*Available records*:

--- Start ---

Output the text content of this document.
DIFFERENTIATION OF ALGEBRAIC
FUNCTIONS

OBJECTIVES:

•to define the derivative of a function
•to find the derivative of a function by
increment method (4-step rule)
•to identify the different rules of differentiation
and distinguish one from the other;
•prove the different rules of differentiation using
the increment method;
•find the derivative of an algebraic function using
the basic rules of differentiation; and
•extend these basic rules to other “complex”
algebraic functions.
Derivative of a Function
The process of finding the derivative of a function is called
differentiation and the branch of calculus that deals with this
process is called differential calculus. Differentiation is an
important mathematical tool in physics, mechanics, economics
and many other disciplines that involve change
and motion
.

--- End ---

*What you are asked to do*:
Repeat the data exactly. Leave nothing out.

*Finished task*:
Output the text content of this document.
DIFFERENTIATION OF ALGEBRAIC
FUNCTIONS

OBJECTIVES:

•to define the derivative of a function
•to find the derivative of a function by
increment method (4-step rule)
•to identify the different rules of differentiation
and distinguish one from the other;
•prove the different rules of differentiation using
the increment method;
•find the derivative of an algebraic function using
the basic rules of differentiation; and
•extend these basic rules to other “complex”
algebraic functions.
Derivative of a Function
The process of finding the derivative of a function is called
differentiation and the branch of calculus that deals with this
process is called differential calculus. Differentiation is an
important mathematical tool in physics, mechanics, economics
and many other disciplines that involve change
and motion
.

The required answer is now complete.